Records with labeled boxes
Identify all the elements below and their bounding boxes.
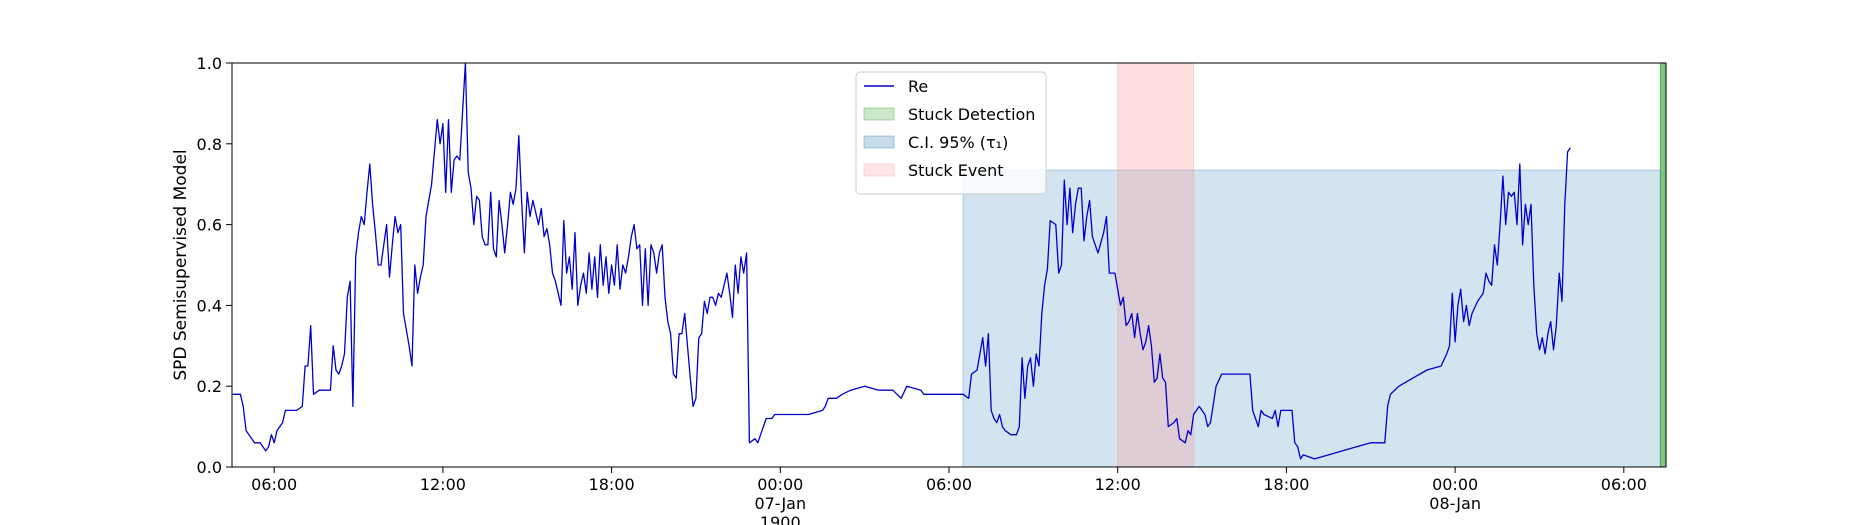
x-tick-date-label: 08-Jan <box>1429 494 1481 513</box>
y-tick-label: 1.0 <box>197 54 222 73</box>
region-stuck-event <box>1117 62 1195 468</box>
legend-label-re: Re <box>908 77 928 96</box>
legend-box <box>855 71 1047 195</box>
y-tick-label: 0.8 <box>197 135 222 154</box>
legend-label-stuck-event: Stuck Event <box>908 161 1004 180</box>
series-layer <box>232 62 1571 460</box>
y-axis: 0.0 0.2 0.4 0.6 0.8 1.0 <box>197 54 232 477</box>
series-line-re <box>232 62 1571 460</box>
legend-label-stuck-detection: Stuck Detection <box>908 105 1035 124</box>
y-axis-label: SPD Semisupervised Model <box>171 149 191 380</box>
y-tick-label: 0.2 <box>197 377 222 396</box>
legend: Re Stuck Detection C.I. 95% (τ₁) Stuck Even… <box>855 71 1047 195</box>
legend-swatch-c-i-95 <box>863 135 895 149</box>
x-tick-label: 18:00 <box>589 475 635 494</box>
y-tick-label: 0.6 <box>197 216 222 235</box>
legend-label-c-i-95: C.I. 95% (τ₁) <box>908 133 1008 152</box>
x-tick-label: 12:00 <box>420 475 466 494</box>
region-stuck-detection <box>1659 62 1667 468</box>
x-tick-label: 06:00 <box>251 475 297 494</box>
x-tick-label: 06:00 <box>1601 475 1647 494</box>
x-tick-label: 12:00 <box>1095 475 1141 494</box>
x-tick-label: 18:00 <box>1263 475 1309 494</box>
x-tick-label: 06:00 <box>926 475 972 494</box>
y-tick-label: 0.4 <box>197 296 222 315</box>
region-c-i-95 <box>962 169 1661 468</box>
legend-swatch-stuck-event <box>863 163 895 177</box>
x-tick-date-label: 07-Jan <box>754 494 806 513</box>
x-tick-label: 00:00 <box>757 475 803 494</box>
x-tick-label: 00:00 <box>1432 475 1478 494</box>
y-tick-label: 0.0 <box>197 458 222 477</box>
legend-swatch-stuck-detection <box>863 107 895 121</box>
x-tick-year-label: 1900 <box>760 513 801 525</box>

* PROBLEM DESCRIPTION *
Reproduce every entry above word for word, omitting the picture.

* PROBLEM SOLUTION *
Identify all the elements below and their bounding boxes.
x-tick-date-label: 08-Jan <box>1429 494 1481 513</box>
y-tick-label: 1.0 <box>197 54 222 73</box>
region-stuck-event <box>1117 62 1195 468</box>
legend-label-re: Re <box>908 77 928 96</box>
legend-box <box>855 71 1047 195</box>
y-tick-label: 0.8 <box>197 135 222 154</box>
legend-label-stuck-event: Stuck Event <box>908 161 1004 180</box>
series-layer <box>232 62 1571 460</box>
y-axis: 0.0 0.2 0.4 0.6 0.8 1.0 <box>197 54 232 477</box>
series-line-re <box>232 62 1571 460</box>
legend-label-stuck-detection: Stuck Detection <box>908 105 1035 124</box>
y-axis-label: SPD Semisupervised Model <box>171 149 191 380</box>
y-tick-label: 0.2 <box>197 377 222 396</box>
legend: Re Stuck Detection C.I. 95% (τ₁) Stuck Even… <box>855 71 1047 195</box>
legend-swatch-c-i-95 <box>863 135 895 149</box>
x-tick-label: 18:00 <box>589 475 635 494</box>
y-tick-label: 0.6 <box>197 216 222 235</box>
legend-label-c-i-95: C.I. 95% (τ₁) <box>908 133 1008 152</box>
x-tick-label: 12:00 <box>420 475 466 494</box>
region-stuck-detection <box>1659 62 1667 468</box>
x-tick-label: 06:00 <box>251 475 297 494</box>
x-tick-label: 06:00 <box>1601 475 1647 494</box>
x-tick-label: 12:00 <box>1095 475 1141 494</box>
x-tick-label: 18:00 <box>1263 475 1309 494</box>
x-tick-label: 06:00 <box>926 475 972 494</box>
y-tick-label: 0.4 <box>197 296 222 315</box>
region-c-i-95 <box>962 169 1661 468</box>
legend-swatch-stuck-event <box>863 163 895 177</box>
x-tick-date-label: 07-Jan <box>754 494 806 513</box>
x-tick-label: 00:00 <box>757 475 803 494</box>
x-tick-label: 00:00 <box>1432 475 1478 494</box>
y-tick-label: 0.0 <box>197 458 222 477</box>
legend-swatch-stuck-detection <box>863 107 895 121</box>
x-tick-year-label: 1900 <box>760 513 801 525</box>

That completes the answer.